## Work to complete
Write the records out again, precisely as they stand.

## Material provided
※
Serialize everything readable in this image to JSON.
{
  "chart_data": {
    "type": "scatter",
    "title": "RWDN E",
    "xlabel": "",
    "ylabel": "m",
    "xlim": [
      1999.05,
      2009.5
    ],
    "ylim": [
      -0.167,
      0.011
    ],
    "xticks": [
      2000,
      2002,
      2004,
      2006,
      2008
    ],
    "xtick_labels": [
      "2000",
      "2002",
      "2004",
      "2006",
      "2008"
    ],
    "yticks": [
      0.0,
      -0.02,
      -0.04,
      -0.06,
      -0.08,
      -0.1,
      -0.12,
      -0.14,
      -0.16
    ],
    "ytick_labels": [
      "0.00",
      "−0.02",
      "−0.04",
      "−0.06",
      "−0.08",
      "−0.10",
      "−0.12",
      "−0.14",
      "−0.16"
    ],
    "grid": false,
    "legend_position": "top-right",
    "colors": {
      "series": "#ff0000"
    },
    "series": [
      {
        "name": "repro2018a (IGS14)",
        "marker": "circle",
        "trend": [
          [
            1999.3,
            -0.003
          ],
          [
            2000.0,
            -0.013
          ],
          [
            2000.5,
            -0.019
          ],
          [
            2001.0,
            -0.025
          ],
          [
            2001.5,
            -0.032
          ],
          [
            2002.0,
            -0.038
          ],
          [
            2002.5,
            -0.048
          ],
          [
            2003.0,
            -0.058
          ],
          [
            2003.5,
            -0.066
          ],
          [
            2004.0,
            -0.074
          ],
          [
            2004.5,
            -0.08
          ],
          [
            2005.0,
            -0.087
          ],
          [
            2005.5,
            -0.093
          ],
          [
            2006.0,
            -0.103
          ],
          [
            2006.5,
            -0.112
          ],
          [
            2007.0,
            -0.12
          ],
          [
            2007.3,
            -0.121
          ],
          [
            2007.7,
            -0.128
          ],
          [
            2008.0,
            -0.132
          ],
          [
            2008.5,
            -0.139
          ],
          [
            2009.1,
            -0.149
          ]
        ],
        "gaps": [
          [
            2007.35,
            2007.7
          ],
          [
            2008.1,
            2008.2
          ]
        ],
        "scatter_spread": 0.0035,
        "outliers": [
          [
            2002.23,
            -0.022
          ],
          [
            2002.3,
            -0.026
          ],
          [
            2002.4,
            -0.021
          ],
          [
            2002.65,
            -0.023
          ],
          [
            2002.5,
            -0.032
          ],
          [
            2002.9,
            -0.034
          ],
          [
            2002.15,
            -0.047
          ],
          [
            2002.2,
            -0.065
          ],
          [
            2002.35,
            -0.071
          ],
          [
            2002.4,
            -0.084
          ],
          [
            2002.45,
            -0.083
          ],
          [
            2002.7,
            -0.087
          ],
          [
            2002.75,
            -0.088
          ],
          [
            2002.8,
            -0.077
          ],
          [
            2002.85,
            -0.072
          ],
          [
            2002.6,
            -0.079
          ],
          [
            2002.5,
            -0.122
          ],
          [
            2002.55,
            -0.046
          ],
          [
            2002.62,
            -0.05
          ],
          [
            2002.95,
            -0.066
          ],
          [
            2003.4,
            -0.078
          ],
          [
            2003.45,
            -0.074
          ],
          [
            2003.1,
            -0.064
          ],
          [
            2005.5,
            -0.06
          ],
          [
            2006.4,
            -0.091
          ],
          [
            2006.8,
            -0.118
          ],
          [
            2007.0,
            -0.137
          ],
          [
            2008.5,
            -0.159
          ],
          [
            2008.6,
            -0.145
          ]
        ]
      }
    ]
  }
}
※
## Full response
Serialize everything readable in this image to JSON.
{
  "chart_data": {
    "type": "scatter",
    "title": "RWDN E",
    "xlabel": "",
    "ylabel": "m",
    "xlim": [
      1999.05,
      2009.5
    ],
    "ylim": [
      -0.167,
      0.011
    ],
    "xticks": [
      2000,
      2002,
      2004,
      2006,
      2008
    ],
    "xtick_labels": [
      "2000",
      "2002",
      "2004",
      "2006",
      "2008"
    ],
    "yticks": [
      0.0,
      -0.02,
      -0.04,
      -0.06,
      -0.08,
      -0.1,
      -0.12,
      -0.14,
      -0.16
    ],
    "ytick_labels": [
      "0.00",
      "−0.02",
      "−0.04",
      "−0.06",
      "−0.08",
      "−0.10",
      "−0.12",
      "−0.14",
      "−0.16"
    ],
    "grid": false,
    "legend_position": "top-right",
    "colors": {
      "series": "#ff0000"
    },
    "series": [
      {
        "name": "repro2018a (IGS14)",
        "marker": "circle",
        "trend": [
          [
            1999.3,
            -0.003
          ],
          [
            2000.0,
            -0.013
          ],
          [
            2000.5,
            -0.019
          ],
          [
            2001.0,
            -0.025
          ],
          [
            2001.5,
            -0.032
          ],
          [
            2002.0,
            -0.038
          ],
          [
            2002.5,
            -0.048
          ],
          [
            2003.0,
            -0.058
          ],
          [
            2003.5,
            -0.066
          ],
          [
            2004.0,
            -0.074
          ],
          [
            2004.5,
            -0.08
          ],
          [
            2005.0,
            -0.087
          ],
          [
            2005.5,
            -0.093
          ],
          [
            2006.0,
            -0.103
          ],
          [
            2006.5,
            -0.112
          ],
          [
            2007.0,
            -0.12
          ],
          [
            2007.3,
            -0.121
          ],
          [
            2007.7,
            -0.128
          ],
          [
            2008.0,
            -0.132
          ],
          [
            2008.5,
            -0.139
          ],
          [
            2009.1,
            -0.149
          ]
        ],
        "gaps": [
          [
            2007.35,
            2007.7
          ],
          [
            2008.1,
            2008.2
          ]
        ],
        "scatter_spread": 0.0035,
        "outliers": [
          [
            2002.23,
            -0.022
          ],
          [
            2002.3,
            -0.026
          ],
          [
            2002.4,
            -0.021
          ],
          [
            2002.65,
            -0.023
          ],
          [
            2002.5,
            -0.032
          ],
          [
            2002.9,
            -0.034
          ],
          [
            2002.15,
            -0.047
          ],
          [
            2002.2,
            -0.065
          ],
          [
            2002.35,
            -0.071
          ],
          [
            2002.4,
            -0.084
          ],
          [
            2002.45,
            -0.083
          ],
          [
            2002.7,
            -0.087
          ],
          [
            2002.75,
            -0.088
          ],
          [
            2002.8,
            -0.077
          ],
          [
            2002.85,
            -0.072
          ],
          [
            2002.6,
            -0.079
          ],
          [
            2002.5,
            -0.122
          ],
          [
            2002.55,
            -0.046
          ],
          [
            2002.62,
            -0.05
          ],
          [
            2002.95,
            -0.066
          ],
          [
            2003.4,
            -0.078
          ],
          [
            2003.45,
            -0.074
          ],
          [
            2003.1,
            -0.064
          ],
          [
            2005.5,
            -0.06
          ],
          [
            2006.4,
            -0.091
          ],
          [
            2006.8,
            -0.118
          ],
          [
            2007.0,
            -0.137
          ],
          [
            2008.5,
            -0.159
          ],
          [
            2008.6,
            -0.145
          ]
        ]
      }
    ]
  }
}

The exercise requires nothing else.